• **STATED GOAL**
Among the records below, find each line that includes the string "Anciq" and copy it.

• **DATA EXTRACT**
####################

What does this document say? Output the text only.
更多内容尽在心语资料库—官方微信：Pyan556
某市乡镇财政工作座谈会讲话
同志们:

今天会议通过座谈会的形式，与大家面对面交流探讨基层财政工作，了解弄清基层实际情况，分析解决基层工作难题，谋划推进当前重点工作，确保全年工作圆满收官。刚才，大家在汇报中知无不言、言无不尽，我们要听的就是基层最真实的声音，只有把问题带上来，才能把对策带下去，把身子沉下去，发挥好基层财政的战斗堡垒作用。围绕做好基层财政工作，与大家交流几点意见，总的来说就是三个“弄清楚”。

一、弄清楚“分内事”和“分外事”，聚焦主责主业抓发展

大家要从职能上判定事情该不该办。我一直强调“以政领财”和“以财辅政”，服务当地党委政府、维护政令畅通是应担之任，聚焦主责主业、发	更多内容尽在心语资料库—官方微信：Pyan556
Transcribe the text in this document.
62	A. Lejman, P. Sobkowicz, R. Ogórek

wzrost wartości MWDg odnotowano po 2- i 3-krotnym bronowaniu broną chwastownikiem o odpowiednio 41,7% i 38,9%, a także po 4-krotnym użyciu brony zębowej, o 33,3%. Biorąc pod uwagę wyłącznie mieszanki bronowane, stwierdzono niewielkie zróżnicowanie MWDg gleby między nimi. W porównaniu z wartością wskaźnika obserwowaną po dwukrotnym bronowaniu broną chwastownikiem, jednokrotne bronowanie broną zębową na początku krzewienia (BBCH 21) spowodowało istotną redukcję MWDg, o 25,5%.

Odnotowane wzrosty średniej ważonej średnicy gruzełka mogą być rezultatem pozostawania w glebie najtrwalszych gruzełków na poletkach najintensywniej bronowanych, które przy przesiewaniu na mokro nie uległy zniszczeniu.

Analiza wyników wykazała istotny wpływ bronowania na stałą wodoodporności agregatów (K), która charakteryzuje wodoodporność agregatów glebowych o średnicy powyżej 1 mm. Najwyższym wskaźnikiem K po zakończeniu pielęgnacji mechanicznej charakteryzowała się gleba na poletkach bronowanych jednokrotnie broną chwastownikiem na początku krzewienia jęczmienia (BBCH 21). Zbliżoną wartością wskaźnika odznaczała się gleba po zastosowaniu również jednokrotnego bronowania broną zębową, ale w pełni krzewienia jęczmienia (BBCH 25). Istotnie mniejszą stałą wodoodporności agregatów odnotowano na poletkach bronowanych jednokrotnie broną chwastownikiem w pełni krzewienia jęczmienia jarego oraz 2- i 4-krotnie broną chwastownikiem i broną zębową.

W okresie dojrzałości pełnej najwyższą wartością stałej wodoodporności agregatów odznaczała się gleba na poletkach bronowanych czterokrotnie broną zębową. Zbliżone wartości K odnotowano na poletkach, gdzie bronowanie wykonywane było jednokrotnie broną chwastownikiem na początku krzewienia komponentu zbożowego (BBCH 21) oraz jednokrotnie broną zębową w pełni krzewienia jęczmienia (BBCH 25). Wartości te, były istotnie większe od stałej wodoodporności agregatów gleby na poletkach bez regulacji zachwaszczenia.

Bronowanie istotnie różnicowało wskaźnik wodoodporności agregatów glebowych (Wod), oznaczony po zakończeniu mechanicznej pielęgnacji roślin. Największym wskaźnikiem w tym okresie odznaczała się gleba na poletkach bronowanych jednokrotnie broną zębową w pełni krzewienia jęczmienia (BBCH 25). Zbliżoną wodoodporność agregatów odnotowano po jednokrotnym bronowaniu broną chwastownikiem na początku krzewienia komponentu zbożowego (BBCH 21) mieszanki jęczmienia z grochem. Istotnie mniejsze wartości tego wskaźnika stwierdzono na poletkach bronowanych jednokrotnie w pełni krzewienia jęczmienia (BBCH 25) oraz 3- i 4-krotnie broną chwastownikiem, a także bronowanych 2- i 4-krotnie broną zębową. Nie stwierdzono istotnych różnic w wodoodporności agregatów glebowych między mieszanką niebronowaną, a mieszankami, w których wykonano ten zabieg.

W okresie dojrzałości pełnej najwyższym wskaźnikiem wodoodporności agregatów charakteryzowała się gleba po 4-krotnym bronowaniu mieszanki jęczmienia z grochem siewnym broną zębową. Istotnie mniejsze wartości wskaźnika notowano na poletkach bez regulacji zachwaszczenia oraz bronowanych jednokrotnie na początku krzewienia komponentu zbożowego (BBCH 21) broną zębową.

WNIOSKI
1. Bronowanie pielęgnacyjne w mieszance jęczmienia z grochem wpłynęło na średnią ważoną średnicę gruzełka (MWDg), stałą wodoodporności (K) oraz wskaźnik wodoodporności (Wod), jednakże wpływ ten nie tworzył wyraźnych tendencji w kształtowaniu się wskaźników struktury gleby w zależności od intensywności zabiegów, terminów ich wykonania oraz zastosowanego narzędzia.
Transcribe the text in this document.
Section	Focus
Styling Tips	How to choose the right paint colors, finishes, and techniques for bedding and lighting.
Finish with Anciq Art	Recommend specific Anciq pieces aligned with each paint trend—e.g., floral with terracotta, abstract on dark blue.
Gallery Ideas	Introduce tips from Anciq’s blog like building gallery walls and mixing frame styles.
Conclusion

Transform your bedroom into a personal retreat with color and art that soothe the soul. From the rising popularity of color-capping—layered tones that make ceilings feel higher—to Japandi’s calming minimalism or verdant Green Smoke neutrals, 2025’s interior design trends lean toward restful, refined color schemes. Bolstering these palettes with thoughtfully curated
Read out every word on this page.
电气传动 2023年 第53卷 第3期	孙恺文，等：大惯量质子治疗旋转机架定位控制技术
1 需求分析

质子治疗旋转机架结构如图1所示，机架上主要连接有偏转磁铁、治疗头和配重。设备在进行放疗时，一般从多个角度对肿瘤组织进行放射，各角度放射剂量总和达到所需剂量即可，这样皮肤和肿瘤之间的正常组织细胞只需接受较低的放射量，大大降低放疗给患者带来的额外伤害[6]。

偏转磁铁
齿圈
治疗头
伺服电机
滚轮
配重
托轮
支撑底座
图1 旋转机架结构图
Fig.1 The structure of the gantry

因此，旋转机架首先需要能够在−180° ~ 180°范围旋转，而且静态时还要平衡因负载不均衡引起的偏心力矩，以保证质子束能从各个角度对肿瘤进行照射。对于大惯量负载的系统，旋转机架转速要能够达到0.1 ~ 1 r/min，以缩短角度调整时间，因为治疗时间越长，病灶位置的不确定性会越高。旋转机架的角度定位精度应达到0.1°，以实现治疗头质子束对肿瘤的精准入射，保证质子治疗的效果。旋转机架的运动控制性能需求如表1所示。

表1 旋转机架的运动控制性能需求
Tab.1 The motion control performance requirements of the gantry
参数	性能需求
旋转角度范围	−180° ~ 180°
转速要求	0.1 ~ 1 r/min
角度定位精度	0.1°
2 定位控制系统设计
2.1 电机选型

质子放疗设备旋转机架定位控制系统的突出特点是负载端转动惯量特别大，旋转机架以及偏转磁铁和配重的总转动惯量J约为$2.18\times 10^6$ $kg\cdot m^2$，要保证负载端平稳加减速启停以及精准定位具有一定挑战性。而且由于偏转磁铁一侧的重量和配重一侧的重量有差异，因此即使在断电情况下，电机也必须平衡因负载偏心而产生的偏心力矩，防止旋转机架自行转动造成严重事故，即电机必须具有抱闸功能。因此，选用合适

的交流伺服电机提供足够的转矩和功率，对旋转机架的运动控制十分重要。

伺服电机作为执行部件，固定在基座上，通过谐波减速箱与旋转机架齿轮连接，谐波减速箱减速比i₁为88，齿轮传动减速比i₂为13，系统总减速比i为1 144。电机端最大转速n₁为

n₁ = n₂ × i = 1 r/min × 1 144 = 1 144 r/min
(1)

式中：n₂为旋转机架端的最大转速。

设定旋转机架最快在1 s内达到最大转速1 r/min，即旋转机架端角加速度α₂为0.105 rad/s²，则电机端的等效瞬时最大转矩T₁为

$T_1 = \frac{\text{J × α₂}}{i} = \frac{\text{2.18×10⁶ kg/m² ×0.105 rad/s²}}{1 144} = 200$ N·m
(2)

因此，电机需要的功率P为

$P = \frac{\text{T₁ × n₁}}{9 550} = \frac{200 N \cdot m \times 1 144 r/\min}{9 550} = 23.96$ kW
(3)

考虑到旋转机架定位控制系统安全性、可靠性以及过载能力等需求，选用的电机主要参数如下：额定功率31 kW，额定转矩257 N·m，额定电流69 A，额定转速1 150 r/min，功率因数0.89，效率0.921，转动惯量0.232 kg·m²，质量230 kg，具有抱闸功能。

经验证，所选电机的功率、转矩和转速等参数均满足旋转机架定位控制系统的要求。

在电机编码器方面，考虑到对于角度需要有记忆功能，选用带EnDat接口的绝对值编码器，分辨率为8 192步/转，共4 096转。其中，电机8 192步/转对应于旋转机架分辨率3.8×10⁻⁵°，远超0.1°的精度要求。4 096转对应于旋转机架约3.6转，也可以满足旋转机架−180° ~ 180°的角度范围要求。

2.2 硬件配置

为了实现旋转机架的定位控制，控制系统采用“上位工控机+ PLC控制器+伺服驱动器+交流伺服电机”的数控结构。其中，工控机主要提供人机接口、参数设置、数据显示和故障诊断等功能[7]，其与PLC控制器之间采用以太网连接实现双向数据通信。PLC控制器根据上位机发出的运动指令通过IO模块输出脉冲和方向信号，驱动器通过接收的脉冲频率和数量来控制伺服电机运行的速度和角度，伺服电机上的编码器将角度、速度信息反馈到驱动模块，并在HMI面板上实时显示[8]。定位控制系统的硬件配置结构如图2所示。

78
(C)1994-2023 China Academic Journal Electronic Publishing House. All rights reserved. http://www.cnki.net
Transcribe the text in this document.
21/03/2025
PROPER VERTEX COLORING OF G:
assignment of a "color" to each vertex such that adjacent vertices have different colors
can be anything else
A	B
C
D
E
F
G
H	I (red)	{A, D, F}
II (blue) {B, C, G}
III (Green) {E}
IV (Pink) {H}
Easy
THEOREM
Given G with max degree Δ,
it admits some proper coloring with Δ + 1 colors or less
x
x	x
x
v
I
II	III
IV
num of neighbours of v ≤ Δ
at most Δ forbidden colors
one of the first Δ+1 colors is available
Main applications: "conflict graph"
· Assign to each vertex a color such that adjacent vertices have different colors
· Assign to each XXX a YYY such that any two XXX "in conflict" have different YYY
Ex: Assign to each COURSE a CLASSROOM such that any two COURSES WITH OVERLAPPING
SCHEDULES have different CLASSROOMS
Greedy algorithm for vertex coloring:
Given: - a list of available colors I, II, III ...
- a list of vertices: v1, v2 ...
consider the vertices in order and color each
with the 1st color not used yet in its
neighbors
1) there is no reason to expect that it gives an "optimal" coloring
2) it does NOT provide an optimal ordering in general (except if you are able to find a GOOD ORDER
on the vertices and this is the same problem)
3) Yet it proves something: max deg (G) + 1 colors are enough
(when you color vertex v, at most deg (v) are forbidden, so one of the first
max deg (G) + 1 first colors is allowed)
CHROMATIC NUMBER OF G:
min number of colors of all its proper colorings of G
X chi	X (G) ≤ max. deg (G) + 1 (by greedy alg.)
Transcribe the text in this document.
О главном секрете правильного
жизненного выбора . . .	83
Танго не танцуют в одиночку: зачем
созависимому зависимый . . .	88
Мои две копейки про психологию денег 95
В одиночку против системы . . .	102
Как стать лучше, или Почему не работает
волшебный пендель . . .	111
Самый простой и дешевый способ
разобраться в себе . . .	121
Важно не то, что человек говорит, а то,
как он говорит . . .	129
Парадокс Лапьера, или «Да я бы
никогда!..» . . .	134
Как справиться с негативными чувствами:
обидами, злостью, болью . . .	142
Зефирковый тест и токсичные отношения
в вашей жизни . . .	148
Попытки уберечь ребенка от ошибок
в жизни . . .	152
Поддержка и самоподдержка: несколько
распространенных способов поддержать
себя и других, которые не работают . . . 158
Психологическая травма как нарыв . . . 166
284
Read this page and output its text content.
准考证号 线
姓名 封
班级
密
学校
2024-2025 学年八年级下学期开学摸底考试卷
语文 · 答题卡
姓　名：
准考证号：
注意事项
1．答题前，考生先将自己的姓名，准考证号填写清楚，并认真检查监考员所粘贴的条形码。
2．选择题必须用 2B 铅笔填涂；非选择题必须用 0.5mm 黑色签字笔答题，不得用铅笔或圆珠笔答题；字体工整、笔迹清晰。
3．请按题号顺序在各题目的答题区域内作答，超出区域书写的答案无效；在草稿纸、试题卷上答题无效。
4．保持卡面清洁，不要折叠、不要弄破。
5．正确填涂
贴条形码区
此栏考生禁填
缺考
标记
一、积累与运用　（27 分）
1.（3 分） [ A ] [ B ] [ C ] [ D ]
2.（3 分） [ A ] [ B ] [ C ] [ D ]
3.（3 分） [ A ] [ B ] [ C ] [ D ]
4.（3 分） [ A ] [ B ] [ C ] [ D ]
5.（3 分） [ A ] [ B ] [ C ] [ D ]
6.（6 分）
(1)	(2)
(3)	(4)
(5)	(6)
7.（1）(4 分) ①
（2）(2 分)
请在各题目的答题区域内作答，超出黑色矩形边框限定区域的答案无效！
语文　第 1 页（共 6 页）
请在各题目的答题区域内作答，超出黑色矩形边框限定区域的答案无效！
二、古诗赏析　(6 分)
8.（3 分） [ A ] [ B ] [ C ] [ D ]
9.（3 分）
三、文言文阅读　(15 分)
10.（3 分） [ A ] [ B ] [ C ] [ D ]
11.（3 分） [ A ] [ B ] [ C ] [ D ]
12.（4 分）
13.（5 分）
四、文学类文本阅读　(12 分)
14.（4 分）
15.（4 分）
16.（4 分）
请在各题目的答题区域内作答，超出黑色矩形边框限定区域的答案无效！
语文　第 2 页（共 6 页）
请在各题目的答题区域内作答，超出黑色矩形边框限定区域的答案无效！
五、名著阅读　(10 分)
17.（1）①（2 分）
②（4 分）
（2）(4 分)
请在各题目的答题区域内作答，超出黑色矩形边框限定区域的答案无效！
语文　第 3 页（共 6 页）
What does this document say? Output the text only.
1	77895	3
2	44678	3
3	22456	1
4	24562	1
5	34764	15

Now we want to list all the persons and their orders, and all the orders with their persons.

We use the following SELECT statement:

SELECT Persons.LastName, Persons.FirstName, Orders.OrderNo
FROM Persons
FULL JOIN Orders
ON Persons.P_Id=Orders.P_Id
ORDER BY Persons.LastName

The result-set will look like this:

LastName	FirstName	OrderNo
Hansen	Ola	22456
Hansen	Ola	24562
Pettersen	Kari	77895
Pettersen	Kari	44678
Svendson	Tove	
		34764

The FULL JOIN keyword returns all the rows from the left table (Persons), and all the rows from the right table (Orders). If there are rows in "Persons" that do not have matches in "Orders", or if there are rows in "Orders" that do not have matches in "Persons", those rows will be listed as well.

####################

• **FINAL RESULT**
Finish with Anciq Art	Recommend specific Anciq pieces aligned with each paint trend—e.g., floral with terracotta, abstract on dark blue.
Gallery Ideas	Introduce tips from Anciq’s blog like building gallery walls and mixing frame styles.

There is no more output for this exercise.